# START OF Records supplied

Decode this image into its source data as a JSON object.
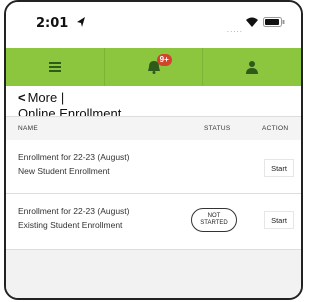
{
  "status_bar": {
    "time": "2:01",
    "signal": "....."
  },
  "navbar": {
    "items": [
      {
        "icon": "menu-icon"
      },
      {
        "icon": "bell-icon",
        "badge": "9+"
      },
      {
        "icon": "user-icon"
      }
    ],
    "color": "#8cc63f",
    "badge_color": "#d2452b"
  },
  "header": {
    "back_chevron": "<",
    "back_label": "More |",
    "title": "Online Enrollment"
  },
  "table": {
    "columns": [
      "NAME",
      "STATUS",
      "ACTION"
    ],
    "rows": [
      {
        "line1": "Enrollment for 22-23 (August)",
        "line2": "New Student Enrollment",
        "status_line1": "",
        "status_line2": "",
        "action": "Start"
      },
      {
        "line1": "Enrollment for 22-23 (August)",
        "line2": "Existing Student Enrollment",
        "status_line1": "NOT",
        "status_line2": "STARTED",
        "action": "Start"
      }
    ]
  }
}
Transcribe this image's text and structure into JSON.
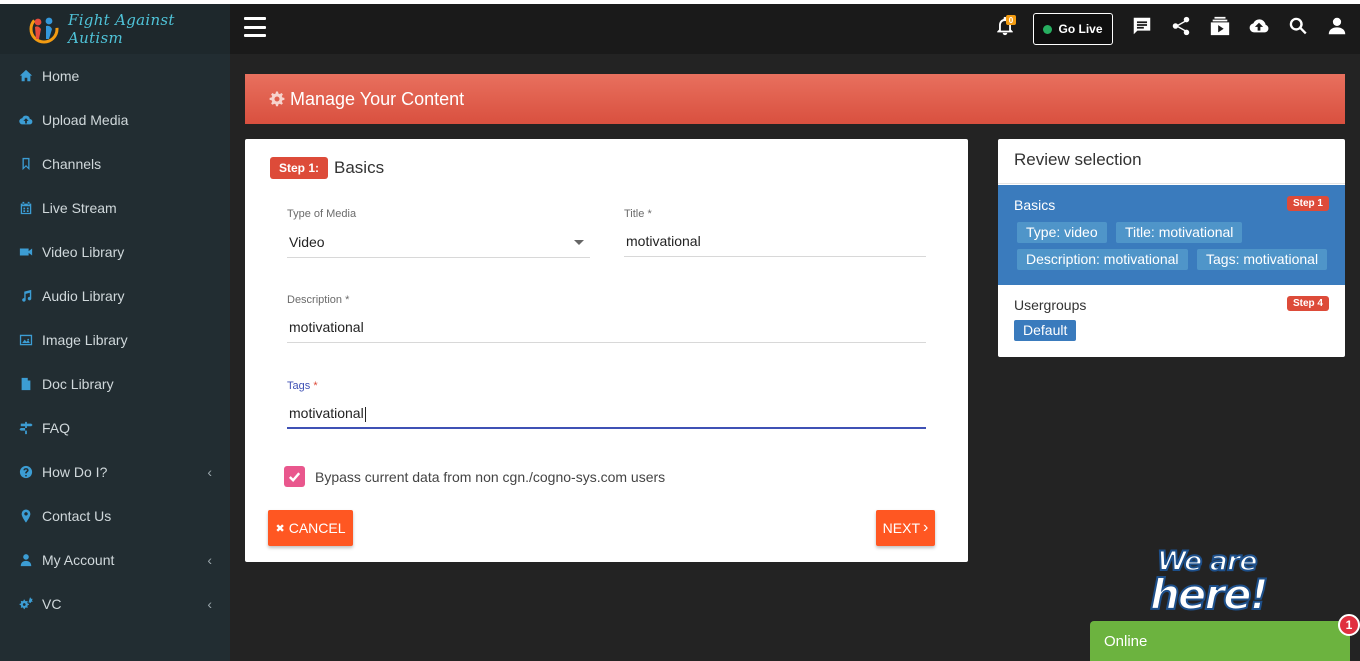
{
  "brand": {
    "name": "Fight Against Autism"
  },
  "sidebar": {
    "items": [
      {
        "label": "Home",
        "icon": "home-icon"
      },
      {
        "label": "Upload Media",
        "icon": "cloud-upload-icon"
      },
      {
        "label": "Channels",
        "icon": "bookmark-icon"
      },
      {
        "label": "Live Stream",
        "icon": "calendar-icon"
      },
      {
        "label": "Video Library",
        "icon": "video-camera-icon"
      },
      {
        "label": "Audio Library",
        "icon": "music-note-icon"
      },
      {
        "label": "Image Library",
        "icon": "image-icon"
      },
      {
        "label": "Doc Library",
        "icon": "file-icon"
      },
      {
        "label": "FAQ",
        "icon": "signpost-icon"
      },
      {
        "label": "How Do I?",
        "icon": "question-circle-icon",
        "chevron": "‹"
      },
      {
        "label": "Contact Us",
        "icon": "map-pin-icon"
      },
      {
        "label": "My Account",
        "icon": "user-icon",
        "chevron": "‹"
      },
      {
        "label": "VC",
        "icon": "cogs-icon",
        "chevron": "‹"
      }
    ]
  },
  "topbar": {
    "notification_count": "0",
    "go_live_label": "Go Live",
    "icons": [
      "bell-icon",
      "chat-icon",
      "share-icon",
      "playlist-icon",
      "cloud-upload-icon",
      "search-icon",
      "user-icon"
    ]
  },
  "banner": {
    "title": "Manage Your Content"
  },
  "form": {
    "step_badge": "Step 1:",
    "step_title": "Basics",
    "type_label": "Type of Media",
    "type_value": "Video",
    "title_label": "Title",
    "title_value": "motivational",
    "description_label": "Description",
    "description_value": "motivational",
    "tags_label": "Tags",
    "tags_value": "motivational",
    "required_mark": "*",
    "bypass_label": "Bypass current data from non cgn./cogno-sys.com users",
    "bypass_checked": true,
    "cancel_label": "CANCEL",
    "cancel_icon": "✖",
    "next_label": "NEXT",
    "next_icon": "›"
  },
  "review": {
    "title": "Review selection",
    "basics_heading": "Basics",
    "basics_step": "Step 1",
    "chips": [
      "Type: video",
      "Title: motivational",
      "Description: motivational",
      "Tags: motivational"
    ],
    "usergroups_heading": "Usergroups",
    "usergroups_step": "Step 4",
    "usergroups_chip": "Default"
  },
  "chat": {
    "line1": "We are",
    "line2": "here!",
    "status": "Online",
    "badge": "1"
  },
  "colors": {
    "sidebar_bg": "#222d32",
    "accent_blue": "#3c9dd4",
    "banner_red": "#dd4b39",
    "button_orange": "#ff5722",
    "review_blue": "#3a7bbd",
    "checkbox_pink": "#e9578d",
    "online_green": "#6cb33f"
  }
}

# END OF Records supplied

Task prompt » Your task is to set down the records shown above exactly, minus any pictures.

Complete answer »
Decode this image into its source data as a JSON object.
{
  "status_bar": {
    "time": "2:01",
    "signal": "....."
  },
  "navbar": {
    "items": [
      {
        "icon": "menu-icon"
      },
      {
        "icon": "bell-icon",
        "badge": "9+"
      },
      {
        "icon": "user-icon"
      }
    ],
    "color": "#8cc63f",
    "badge_color": "#d2452b"
  },
  "header": {
    "back_chevron": "<",
    "back_label": "More |",
    "title": "Online Enrollment"
  },
  "table": {
    "columns": [
      "NAME",
      "STATUS",
      "ACTION"
    ],
    "rows": [
      {
        "line1": "Enrollment for 22-23 (August)",
        "line2": "New Student Enrollment",
        "status_line1": "",
        "status_line2": "",
        "action": "Start"
      },
      {
        "line1": "Enrollment for 22-23 (August)",
        "line2": "Existing Student Enrollment",
        "status_line1": "NOT",
        "status_line2": "STARTED",
        "action": "Start"
      }
    ]
  }
}
Transcribe this image's text and structure into JSON.
{
  "brand": {
    "name": "Fight Against Autism"
  },
  "sidebar": {
    "items": [
      {
        "label": "Home",
        "icon": "home-icon"
      },
      {
        "label": "Upload Media",
        "icon": "cloud-upload-icon"
      },
      {
        "label": "Channels",
        "icon": "bookmark-icon"
      },
      {
        "label": "Live Stream",
        "icon": "calendar-icon"
      },
      {
        "label": "Video Library",
        "icon": "video-camera-icon"
      },
      {
        "label": "Audio Library",
        "icon": "music-note-icon"
      },
      {
        "label": "Image Library",
        "icon": "image-icon"
      },
      {
        "label": "Doc Library",
        "icon": "file-icon"
      },
      {
        "label": "FAQ",
        "icon": "signpost-icon"
      },
      {
        "label": "How Do I?",
        "icon": "question-circle-icon",
        "chevron": "‹"
      },
      {
        "label": "Contact Us",
        "icon": "map-pin-icon"
      },
      {
        "label": "My Account",
        "icon": "user-icon",
        "chevron": "‹"
      },
      {
        "label": "VC",
        "icon": "cogs-icon",
        "chevron": "‹"
      }
    ]
  },
  "topbar": {
    "notification_count": "0",
    "go_live_label": "Go Live",
    "icons": [
      "bell-icon",
      "chat-icon",
      "share-icon",
      "playlist-icon",
      "cloud-upload-icon",
      "search-icon",
      "user-icon"
    ]
  },
  "banner": {
    "title": "Manage Your Content"
  },
  "form": {
    "step_badge": "Step 1:",
    "step_title": "Basics",
    "type_label": "Type of Media",
    "type_value": "Video",
    "title_label": "Title",
    "title_value": "motivational",
    "description_label": "Description",
    "description_value": "motivational",
    "tags_label": "Tags",
    "tags_value": "motivational",
    "required_mark": "*",
    "bypass_label": "Bypass current data from non cgn./cogno-sys.com users",
    "bypass_checked": true,
    "cancel_label": "CANCEL",
    "cancel_icon": "✖",
    "next_label": "NEXT",
    "next_icon": "›"
  },
  "review": {
    "title": "Review selection",
    "basics_heading": "Basics",
    "basics_step": "Step 1",
    "chips": [
      "Type: video",
      "Title: motivational",
      "Description: motivational",
      "Tags: motivational"
    ],
    "usergroups_heading": "Usergroups",
    "usergroups_step": "Step 4",
    "usergroups_chip": "Default"
  },
  "chat": {
    "line1": "We are",
    "line2": "here!",
    "status": "Online",
    "badge": "1"
  },
  "colors": {
    "sidebar_bg": "#222d32",
    "accent_blue": "#3c9dd4",
    "banner_red": "#dd4b39",
    "button_orange": "#ff5722",
    "review_blue": "#3a7bbd",
    "checkbox_pink": "#e9578d",
    "online_green": "#6cb33f"
  }
}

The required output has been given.